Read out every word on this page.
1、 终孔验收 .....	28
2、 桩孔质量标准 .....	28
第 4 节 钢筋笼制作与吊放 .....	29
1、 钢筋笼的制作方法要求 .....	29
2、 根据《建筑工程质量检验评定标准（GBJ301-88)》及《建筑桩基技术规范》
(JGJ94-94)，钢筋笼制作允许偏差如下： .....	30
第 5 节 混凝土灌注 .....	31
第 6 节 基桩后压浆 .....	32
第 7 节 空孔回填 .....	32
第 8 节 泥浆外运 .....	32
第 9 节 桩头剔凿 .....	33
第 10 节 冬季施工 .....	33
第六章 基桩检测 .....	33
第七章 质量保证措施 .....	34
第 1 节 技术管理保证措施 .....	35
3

==

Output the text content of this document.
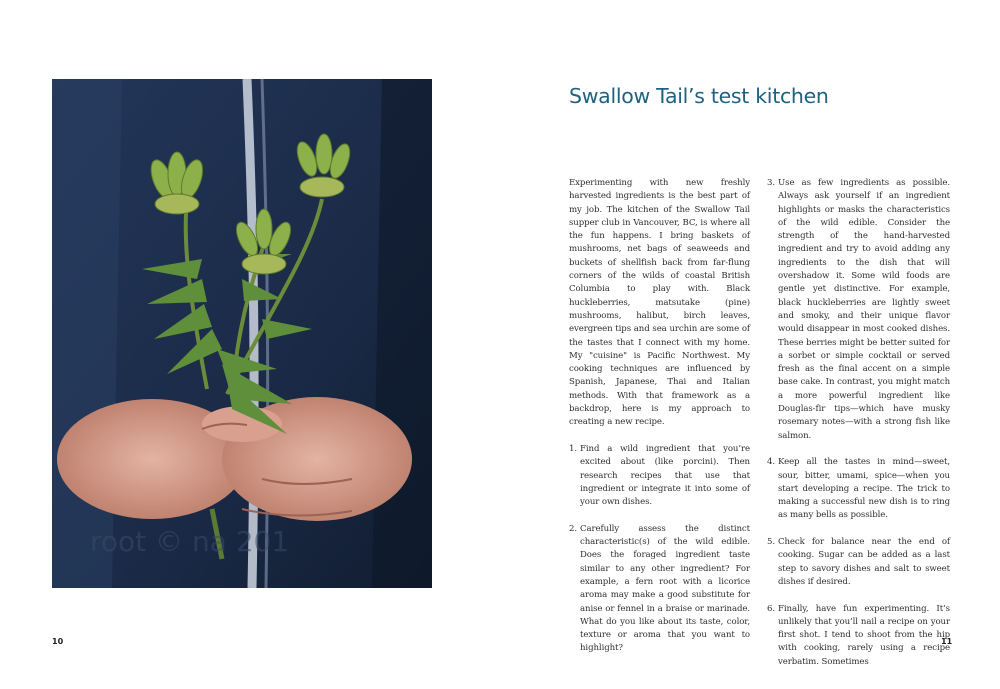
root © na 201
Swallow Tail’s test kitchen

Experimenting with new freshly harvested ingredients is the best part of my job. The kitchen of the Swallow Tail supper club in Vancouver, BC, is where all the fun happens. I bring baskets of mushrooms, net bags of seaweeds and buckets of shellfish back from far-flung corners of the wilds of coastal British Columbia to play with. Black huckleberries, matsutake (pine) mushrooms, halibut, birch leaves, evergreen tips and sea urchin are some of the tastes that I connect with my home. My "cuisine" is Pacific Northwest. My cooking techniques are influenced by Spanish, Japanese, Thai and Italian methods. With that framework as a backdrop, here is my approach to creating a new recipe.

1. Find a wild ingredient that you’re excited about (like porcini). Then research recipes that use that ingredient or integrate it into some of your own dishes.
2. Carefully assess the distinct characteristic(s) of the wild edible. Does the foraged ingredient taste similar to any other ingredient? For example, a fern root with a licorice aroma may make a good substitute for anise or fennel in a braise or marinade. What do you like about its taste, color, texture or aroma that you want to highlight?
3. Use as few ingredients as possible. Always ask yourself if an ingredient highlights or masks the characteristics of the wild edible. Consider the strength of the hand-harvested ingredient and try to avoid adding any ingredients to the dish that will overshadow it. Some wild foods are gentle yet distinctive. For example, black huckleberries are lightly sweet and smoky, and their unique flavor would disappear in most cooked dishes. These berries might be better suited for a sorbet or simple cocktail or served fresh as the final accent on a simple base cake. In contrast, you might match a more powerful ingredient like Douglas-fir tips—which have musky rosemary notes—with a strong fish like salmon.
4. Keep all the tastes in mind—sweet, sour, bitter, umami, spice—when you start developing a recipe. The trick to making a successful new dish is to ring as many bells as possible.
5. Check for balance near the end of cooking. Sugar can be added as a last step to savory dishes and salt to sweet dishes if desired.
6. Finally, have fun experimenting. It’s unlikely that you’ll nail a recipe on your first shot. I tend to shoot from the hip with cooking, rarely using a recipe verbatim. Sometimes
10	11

**What is asked:**
Reproduce each line from the records that contains the word "tips".

**Exercise answer:**
Experimenting with new freshly harvested ingredients is the best part of my job. The kitchen of the Swallow Tail supper club in Vancouver, BC, is where all the fun happens. I bring baskets of mushrooms, net bags of seaweeds and buckets of shellfish back from far-flung corners of the wilds of coastal British Columbia to play with. Black huckleberries, matsutake (pine) mushrooms, halibut, birch leaves, evergreen tips and sea urchin are some of the tastes that I connect with my home. My "cuisine" is Pacific Northwest. My cooking techniques are influenced by Spanish, Japanese, Thai and Italian methods. With that framework as a backdrop, here is my approach to creating a new recipe.
3. Use as few ingredients as possible. Always ask yourself if an ingredient highlights or masks the characteristics of the wild edible. Consider the strength of the hand-harvested ingredient and try to avoid adding any ingredients to the dish that will overshadow it. Some wild foods are gentle yet distinctive. For example, black huckleberries are lightly sweet and smoky, and their unique flavor would disappear in most cooked dishes. These berries might be better suited for a sorbet or simple cocktail or served fresh as the final accent on a simple base cake. In contrast, you might match a more powerful ingredient like Douglas-fir tips—which have musky rosemary notes—with a strong fish like salmon.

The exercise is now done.